Work to be completed:
Scan the lines below for the word "examen". Copy each line you find it in.

Raw records:
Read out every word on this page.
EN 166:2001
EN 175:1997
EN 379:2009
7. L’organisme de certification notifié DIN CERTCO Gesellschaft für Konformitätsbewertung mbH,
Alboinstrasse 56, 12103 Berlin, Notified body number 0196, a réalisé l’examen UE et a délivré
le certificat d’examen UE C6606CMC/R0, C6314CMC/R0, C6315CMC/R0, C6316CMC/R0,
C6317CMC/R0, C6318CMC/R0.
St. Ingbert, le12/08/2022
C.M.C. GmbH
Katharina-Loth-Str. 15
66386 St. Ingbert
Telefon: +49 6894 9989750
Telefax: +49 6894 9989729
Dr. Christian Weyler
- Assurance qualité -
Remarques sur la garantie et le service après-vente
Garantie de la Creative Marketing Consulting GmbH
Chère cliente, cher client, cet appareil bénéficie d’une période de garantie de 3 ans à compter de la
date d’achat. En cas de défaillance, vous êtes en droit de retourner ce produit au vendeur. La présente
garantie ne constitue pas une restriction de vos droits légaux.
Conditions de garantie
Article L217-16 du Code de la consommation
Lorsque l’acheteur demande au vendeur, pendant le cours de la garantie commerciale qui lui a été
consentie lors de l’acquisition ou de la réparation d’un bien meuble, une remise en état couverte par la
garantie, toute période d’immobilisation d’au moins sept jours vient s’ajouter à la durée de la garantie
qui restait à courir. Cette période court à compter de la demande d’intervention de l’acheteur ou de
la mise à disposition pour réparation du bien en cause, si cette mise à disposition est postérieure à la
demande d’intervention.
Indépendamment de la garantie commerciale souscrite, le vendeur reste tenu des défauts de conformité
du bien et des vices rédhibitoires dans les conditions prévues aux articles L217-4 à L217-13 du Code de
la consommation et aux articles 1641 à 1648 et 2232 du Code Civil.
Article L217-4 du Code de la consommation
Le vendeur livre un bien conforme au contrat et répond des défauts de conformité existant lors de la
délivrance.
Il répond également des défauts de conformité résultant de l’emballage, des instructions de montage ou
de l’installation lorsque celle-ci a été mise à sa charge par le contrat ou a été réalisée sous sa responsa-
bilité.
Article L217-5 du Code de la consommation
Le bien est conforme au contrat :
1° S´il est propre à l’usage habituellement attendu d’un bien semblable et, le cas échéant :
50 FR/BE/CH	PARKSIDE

The output:
Alboinstrasse 56, 12103 Berlin, Notified body number 0196, a réalisé l’examen UE et a délivré
le certificat d’examen UE C6606CMC/R0, C6314CMC/R0, C6315CMC/R0, C6316CMC/R0,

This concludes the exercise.